Chart and figure data:
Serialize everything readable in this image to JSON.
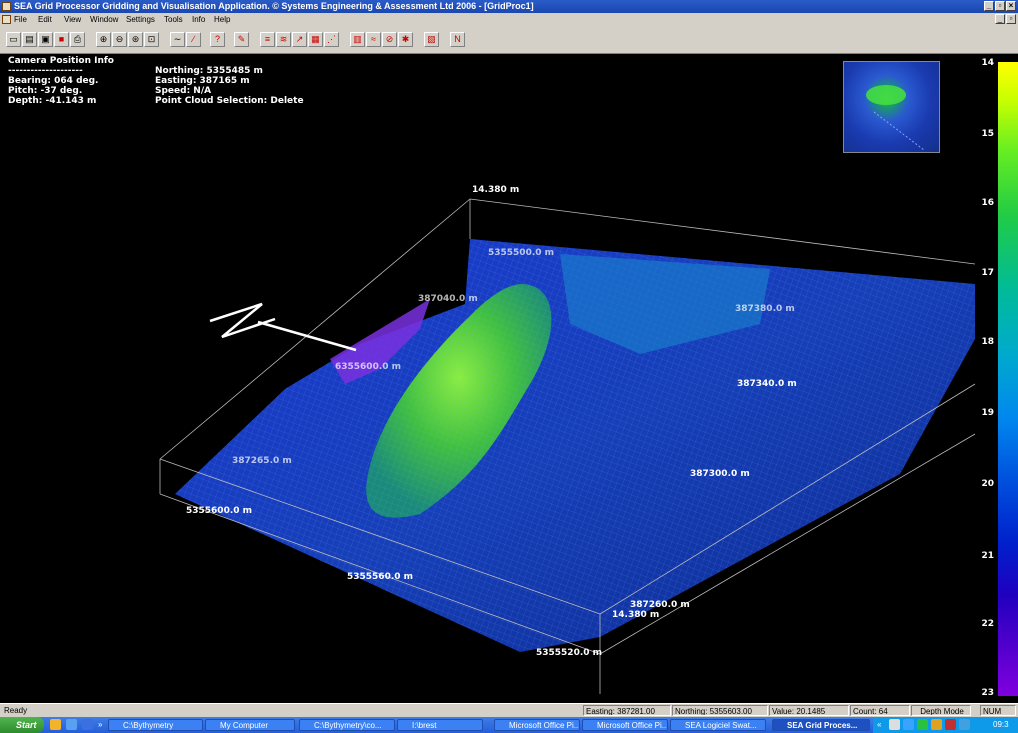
{
  "window": {
    "title": "SEA Grid Processor Gridding and Visualisation Application. © Systems Engineering & Assessment Ltd 2006 - [GridProc1]",
    "min": "_",
    "restore": "▫",
    "close": "×"
  },
  "menu": [
    "File",
    "Edit",
    "View",
    "Window",
    "Settings",
    "Tools",
    "Info",
    "Help"
  ],
  "toolbar": {
    "buttons": [
      "new-icon",
      "open-icon",
      "save-icon",
      "delete-icon",
      "print-icon",
      "zoom-in-icon",
      "zoom-out-icon",
      "zoom-fit-icon",
      "zoom-box-icon",
      "profile-icon",
      "line-icon",
      "help-icon",
      "erase-icon",
      "tool-a-icon",
      "tool-b-icon",
      "tool-c-icon",
      "tool-d-icon",
      "tool-e-icon",
      "tool-f-icon",
      "tool-g-icon",
      "tool-h-icon",
      "tool-i-icon",
      "tool-j-icon",
      "tool-k-icon"
    ]
  },
  "camera": {
    "header": "Camera Position Info",
    "divider": "--------------------",
    "bearing": "Bearing: 064 deg.",
    "pitch": "Pitch: -37 deg.",
    "depth": "Depth: -41.143 m",
    "northing": "Northing: 5355485 m",
    "easting": "Easting: 387165 m",
    "speed": "Speed: N/A",
    "pointcloud": "Point Cloud Selection: Delete"
  },
  "axis_labels": [
    {
      "text": "14.380 m"
    },
    {
      "text": "5355500.0 m"
    },
    {
      "text": "387040.0 m"
    },
    {
      "text": "6355600.0 m"
    },
    {
      "text": "387380.0 m"
    },
    {
      "text": "387340.0 m"
    },
    {
      "text": "387265.0 m"
    },
    {
      "text": "387300.0 m"
    },
    {
      "text": "5355600.0 m"
    },
    {
      "text": "5355560.0 m"
    },
    {
      "text": "387260.0 m"
    },
    {
      "text": "14.380 m"
    },
    {
      "text": "5355520.0 m"
    }
  ],
  "depth_scale": {
    "ticks": [
      "14",
      "15",
      "16",
      "17",
      "18",
      "19",
      "20",
      "21",
      "22",
      "23"
    ],
    "colors": {
      "top": "#ffff00",
      "mid": "#00aacc",
      "bottom": "#8000e0"
    }
  },
  "status": {
    "ready": "Ready",
    "easting": "Easting: 387281.00",
    "northing": "Northing: 5355603.00",
    "value": "Value: 20.1485",
    "count": "Count: 64",
    "mode": "Depth Mode",
    "num": "NUM"
  },
  "taskbar": {
    "start": "Start",
    "quick": "»",
    "tasks": [
      "C:\\Bythymetry",
      "My Computer",
      "C:\\Bythymetry\\co...",
      "I:\\brest",
      "Microsoft Office Pi...",
      "Microsoft Office Pi...",
      "SEA Logiciel Swat...",
      "SEA Grid Proces..."
    ],
    "clock": "09:3",
    "tray_arrow": "«"
  }
}
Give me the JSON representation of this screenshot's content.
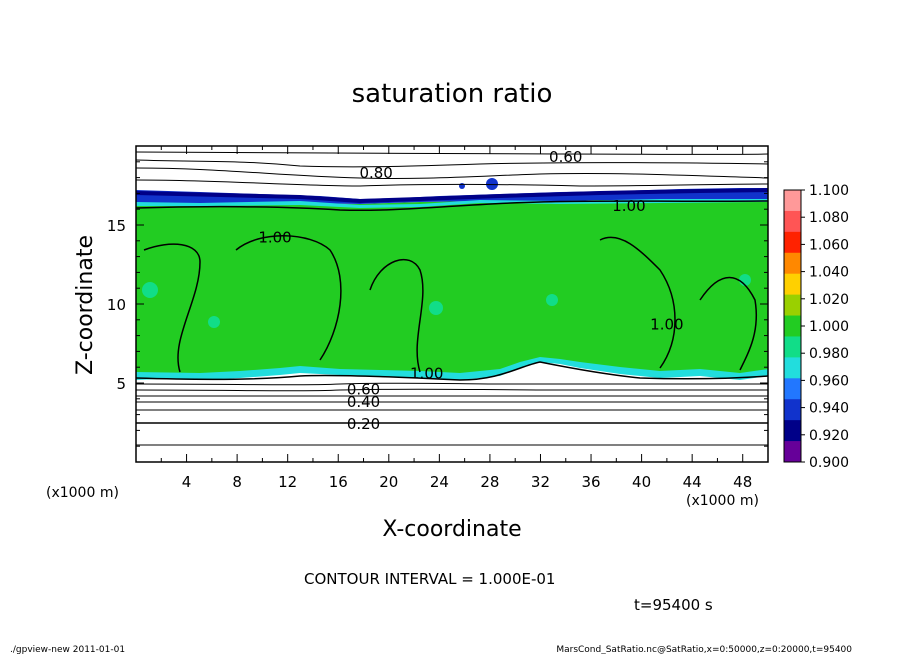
{
  "chart_data": {
    "type": "heatmap",
    "title": "saturation ratio",
    "xlabel": "X-coordinate",
    "ylabel": "Z-coordinate",
    "x_unit": "(x1000 m)",
    "y_unit": "(x1000 m)",
    "xlim": [
      0,
      50
    ],
    "ylim": [
      0,
      20
    ],
    "x_ticks": [
      4,
      8,
      12,
      16,
      20,
      24,
      28,
      32,
      36,
      40,
      44,
      48
    ],
    "y_ticks": [
      5,
      10,
      15
    ],
    "contour_interval_text": "CONTOUR INTERVAL = 1.000E-01",
    "time_text": "t=95400 s",
    "contour_labels": [
      {
        "text": "0.60",
        "x": 34,
        "z": 19.3
      },
      {
        "text": "0.80",
        "x": 19,
        "z": 18.3
      },
      {
        "text": "1.00",
        "x": 39,
        "z": 16.2
      },
      {
        "text": "1.00",
        "x": 11,
        "z": 14.2
      },
      {
        "text": "1.00",
        "x": 23,
        "z": 5.6
      },
      {
        "text": "1.00",
        "x": 42,
        "z": 8.7
      },
      {
        "text": "0.60",
        "x": 18,
        "z": 4.6
      },
      {
        "text": "0.40",
        "x": 18,
        "z": 3.8
      },
      {
        "text": "0.20",
        "x": 18,
        "z": 2.4
      }
    ],
    "colorbar": {
      "levels": [
        "1.100",
        "1.080",
        "1.060",
        "1.040",
        "1.020",
        "1.000",
        "0.980",
        "0.960",
        "0.940",
        "0.920",
        "0.900"
      ],
      "colors": [
        "#ff9999",
        "#ff5555",
        "#ff2200",
        "#ff8800",
        "#ffd000",
        "#9ad000",
        "#22cc22",
        "#11dd88",
        "#22dddd",
        "#2277ff",
        "#1133cc",
        "#000088",
        "#660099"
      ]
    },
    "footer_left": "./gpview-new  2011-01-01",
    "footer_right": "MarsCond_SatRatio.nc@SatRatio,x=0:50000,z=0:20000,t=95400"
  }
}
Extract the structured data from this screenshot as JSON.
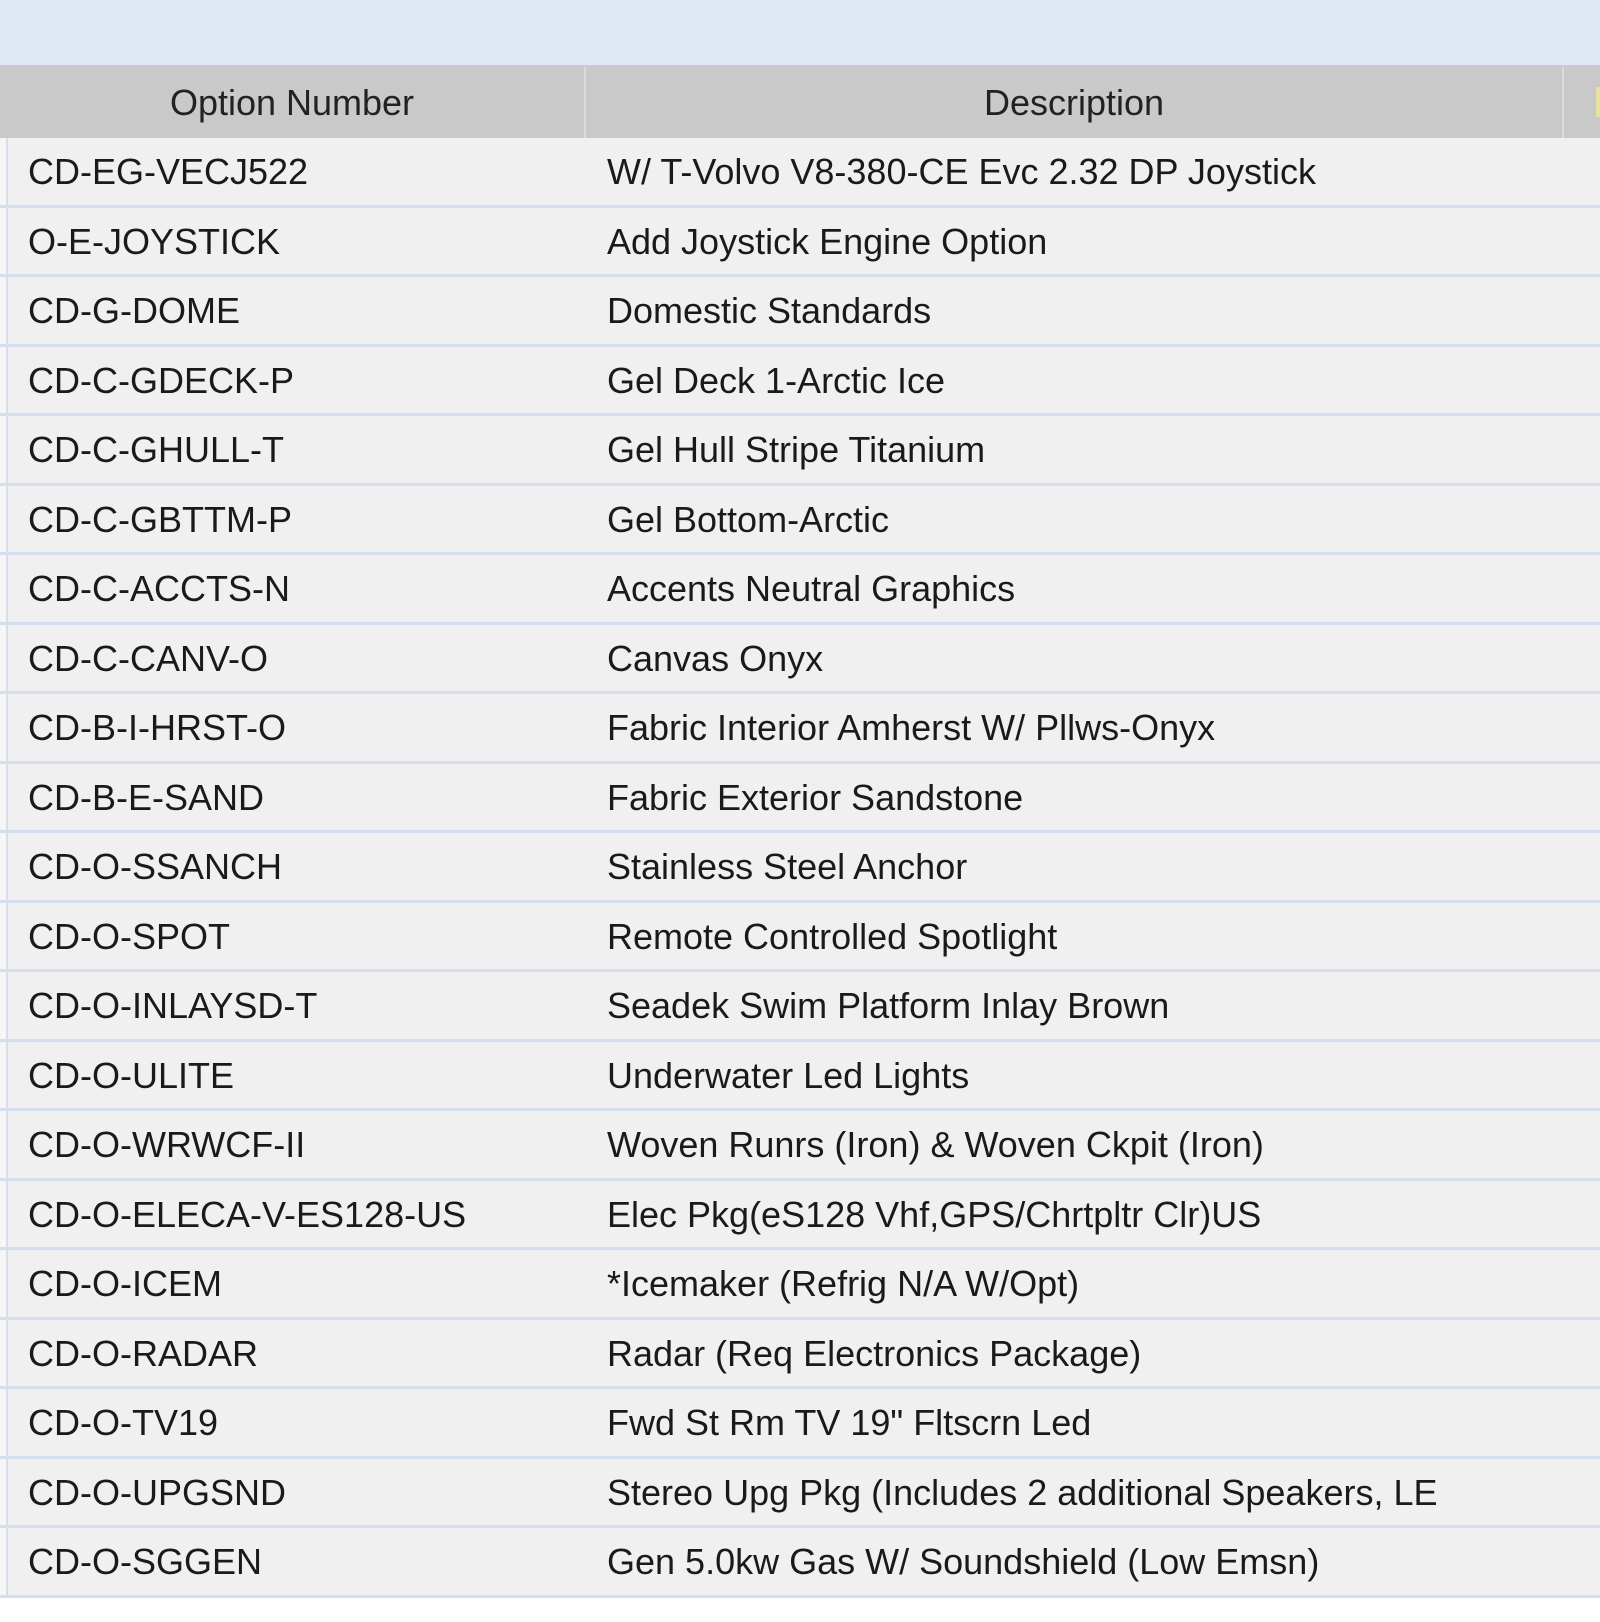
{
  "table": {
    "columns": [
      "Option Number",
      "Description"
    ],
    "rows": [
      {
        "option": "CD-EG-VECJ522",
        "description": "W/ T-Volvo V8-380-CE Evc 2.32 DP Joystick"
      },
      {
        "option": "O-E-JOYSTICK",
        "description": "Add Joystick Engine Option"
      },
      {
        "option": "CD-G-DOME",
        "description": "Domestic Standards"
      },
      {
        "option": "CD-C-GDECK-P",
        "description": "Gel Deck 1-Arctic Ice"
      },
      {
        "option": "CD-C-GHULL-T",
        "description": "Gel Hull Stripe Titanium"
      },
      {
        "option": "CD-C-GBTTM-P",
        "description": "Gel Bottom-Arctic"
      },
      {
        "option": "CD-C-ACCTS-N",
        "description": "Accents Neutral Graphics"
      },
      {
        "option": "CD-C-CANV-O",
        "description": "Canvas Onyx"
      },
      {
        "option": "CD-B-I-HRST-O",
        "description": "Fabric Interior Amherst W/ Pllws-Onyx"
      },
      {
        "option": "CD-B-E-SAND",
        "description": "Fabric Exterior Sandstone"
      },
      {
        "option": "CD-O-SSANCH",
        "description": "Stainless Steel Anchor"
      },
      {
        "option": "CD-O-SPOT",
        "description": "Remote Controlled Spotlight"
      },
      {
        "option": "CD-O-INLAYSD-T",
        "description": "Seadek Swim Platform Inlay Brown"
      },
      {
        "option": "CD-O-ULITE",
        "description": "Underwater Led Lights"
      },
      {
        "option": "CD-O-WRWCF-II",
        "description": "Woven Runrs (Iron) & Woven Ckpit (Iron)"
      },
      {
        "option": "CD-O-ELECA-V-ES128-US",
        "description": "Elec Pkg(eS128 Vhf,GPS/Chrtpltr Clr)US"
      },
      {
        "option": "CD-O-ICEM",
        "description": "*Icemaker (Refrig N/A W/Opt)"
      },
      {
        "option": "CD-O-RADAR",
        "description": "Radar (Req Electronics Package)"
      },
      {
        "option": "CD-O-TV19",
        "description": "Fwd St Rm TV 19\" Fltscrn Led"
      },
      {
        "option": "CD-O-UPGSND",
        "description": "Stereo Upg Pkg (Includes 2 additional Speakers, LE"
      },
      {
        "option": "CD-O-SGGEN",
        "description": "Gen 5.0kw Gas W/ Soundshield (Low Emsn)"
      }
    ]
  }
}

> _YOUR INSTRUCTIONS_:
Transcribe the full listing above exactly, with the images removed.

> _COMPLETED EXERCISE_:
Serialize everything readable in this image to JSON.
{
  "window": {
    "title": "SEA Grid Processor Gridding and Visualisation Application. © Systems Engineering & Assessment Ltd 2006 - [GridProc1]",
    "min": "_",
    "restore": "▫",
    "close": "×"
  },
  "menu": [
    "File",
    "Edit",
    "View",
    "Window",
    "Settings",
    "Tools",
    "Info",
    "Help"
  ],
  "toolbar": {
    "buttons": [
      "new-icon",
      "open-icon",
      "save-icon",
      "delete-icon",
      "print-icon",
      "zoom-in-icon",
      "zoom-out-icon",
      "zoom-fit-icon",
      "zoom-box-icon",
      "profile-icon",
      "line-icon",
      "help-icon",
      "erase-icon",
      "tool-a-icon",
      "tool-b-icon",
      "tool-c-icon",
      "tool-d-icon",
      "tool-e-icon",
      "tool-f-icon",
      "tool-g-icon",
      "tool-h-icon",
      "tool-i-icon",
      "tool-j-icon",
      "tool-k-icon"
    ]
  },
  "camera": {
    "header": "Camera Position Info",
    "divider": "--------------------",
    "bearing": "Bearing: 064 deg.",
    "pitch": "Pitch: -37 deg.",
    "depth": "Depth: -41.143 m",
    "northing": "Northing: 5355485 m",
    "easting": "Easting: 387165 m",
    "speed": "Speed: N/A",
    "pointcloud": "Point Cloud Selection: Delete"
  },
  "axis_labels": [
    {
      "text": "14.380 m"
    },
    {
      "text": "5355500.0 m"
    },
    {
      "text": "387040.0 m"
    },
    {
      "text": "6355600.0 m"
    },
    {
      "text": "387380.0 m"
    },
    {
      "text": "387340.0 m"
    },
    {
      "text": "387265.0 m"
    },
    {
      "text": "387300.0 m"
    },
    {
      "text": "5355600.0 m"
    },
    {
      "text": "5355560.0 m"
    },
    {
      "text": "387260.0 m"
    },
    {
      "text": "14.380 m"
    },
    {
      "text": "5355520.0 m"
    }
  ],
  "depth_scale": {
    "ticks": [
      "14",
      "15",
      "16",
      "17",
      "18",
      "19",
      "20",
      "21",
      "22",
      "23"
    ],
    "colors": {
      "top": "#ffff00",
      "mid": "#00aacc",
      "bottom": "#8000e0"
    }
  },
  "status": {
    "ready": "Ready",
    "easting": "Easting: 387281.00",
    "northing": "Northing: 5355603.00",
    "value": "Value: 20.1485",
    "count": "Count: 64",
    "mode": "Depth Mode",
    "num": "NUM"
  },
  "taskbar": {
    "start": "Start",
    "quick": "»",
    "tasks": [
      "C:\\Bythymetry",
      "My Computer",
      "C:\\Bythymetry\\co...",
      "I:\\brest",
      "Microsoft Office Pi...",
      "Microsoft Office Pi...",
      "SEA Logiciel Swat...",
      "SEA Grid Proces..."
    ],
    "clock": "09:3",
    "tray_arrow": "«"
  }
}
Give me the JSON representation of this screenshot's content.
{
  "chart_data": {
    "type": "heatmap",
    "title": "saturation ratio",
    "xlabel": "X-coordinate",
    "ylabel": "Z-coordinate",
    "x_unit": "(x1000 m)",
    "y_unit": "(x1000 m)",
    "xlim": [
      0,
      50
    ],
    "ylim": [
      0,
      20
    ],
    "x_ticks": [
      4,
      8,
      12,
      16,
      20,
      24,
      28,
      32,
      36,
      40,
      44,
      48
    ],
    "y_ticks": [
      5,
      10,
      15
    ],
    "contour_interval_text": "CONTOUR INTERVAL = 1.000E-01",
    "time_text": "t=95400 s",
    "contour_labels": [
      {
        "text": "0.60",
        "x": 34,
        "z": 19.3
      },
      {
        "text": "0.80",
        "x": 19,
        "z": 18.3
      },
      {
        "text": "1.00",
        "x": 39,
        "z": 16.2
      },
      {
        "text": "1.00",
        "x": 11,
        "z": 14.2
      },
      {
        "text": "1.00",
        "x": 23,
        "z": 5.6
      },
      {
        "text": "1.00",
        "x": 42,
        "z": 8.7
      },
      {
        "text": "0.60",
        "x": 18,
        "z": 4.6
      },
      {
        "text": "0.40",
        "x": 18,
        "z": 3.8
      },
      {
        "text": "0.20",
        "x": 18,
        "z": 2.4
      }
    ],
    "colorbar": {
      "levels": [
        "1.100",
        "1.080",
        "1.060",
        "1.040",
        "1.020",
        "1.000",
        "0.980",
        "0.960",
        "0.940",
        "0.920",
        "0.900"
      ],
      "colors": [
        "#ff9999",
        "#ff5555",
        "#ff2200",
        "#ff8800",
        "#ffd000",
        "#9ad000",
        "#22cc22",
        "#11dd88",
        "#22dddd",
        "#2277ff",
        "#1133cc",
        "#000088",
        "#660099"
      ]
    },
    "footer_left": "./gpview-new  2011-01-01",
    "footer_right": "MarsCond_SatRatio.nc@SatRatio,x=0:50000,z=0:20000,t=95400"
  }
}
Extract the structured data from this screenshot as JSON.
{
  "table": {
    "columns": [
      "Option Number",
      "Description"
    ],
    "rows": [
      {
        "option": "CD-EG-VECJ522",
        "description": "W/ T-Volvo V8-380-CE Evc 2.32 DP Joystick"
      },
      {
        "option": "O-E-JOYSTICK",
        "description": "Add Joystick Engine Option"
      },
      {
        "option": "CD-G-DOME",
        "description": "Domestic Standards"
      },
      {
        "option": "CD-C-GDECK-P",
        "description": "Gel Deck 1-Arctic Ice"
      },
      {
        "option": "CD-C-GHULL-T",
        "description": "Gel Hull Stripe Titanium"
      },
      {
        "option": "CD-C-GBTTM-P",
        "description": "Gel Bottom-Arctic"
      },
      {
        "option": "CD-C-ACCTS-N",
        "description": "Accents Neutral Graphics"
      },
      {
        "option": "CD-C-CANV-O",
        "description": "Canvas Onyx"
      },
      {
        "option": "CD-B-I-HRST-O",
        "description": "Fabric Interior Amherst W/ Pllws-Onyx"
      },
      {
        "option": "CD-B-E-SAND",
        "description": "Fabric Exterior Sandstone"
      },
      {
        "option": "CD-O-SSANCH",
        "description": "Stainless Steel Anchor"
      },
      {
        "option": "CD-O-SPOT",
        "description": "Remote Controlled Spotlight"
      },
      {
        "option": "CD-O-INLAYSD-T",
        "description": "Seadek Swim Platform Inlay Brown"
      },
      {
        "option": "CD-O-ULITE",
        "description": "Underwater Led Lights"
      },
      {
        "option": "CD-O-WRWCF-II",
        "description": "Woven Runrs (Iron) & Woven Ckpit (Iron)"
      },
      {
        "option": "CD-O-ELECA-V-ES128-US",
        "description": "Elec Pkg(eS128 Vhf,GPS/Chrtpltr Clr)US"
      },
      {
        "option": "CD-O-ICEM",
        "description": "*Icemaker (Refrig N/A W/Opt)"
      },
      {
        "option": "CD-O-RADAR",
        "description": "Radar (Req Electronics Package)"
      },
      {
        "option": "CD-O-TV19",
        "description": "Fwd St Rm TV 19\" Fltscrn Led"
      },
      {
        "option": "CD-O-UPGSND",
        "description": "Stereo Upg Pkg (Includes 2 additional Speakers, LE"
      },
      {
        "option": "CD-O-SGGEN",
        "description": "Gen 5.0kw Gas W/ Soundshield (Low Emsn)"
      }
    ]
  }
}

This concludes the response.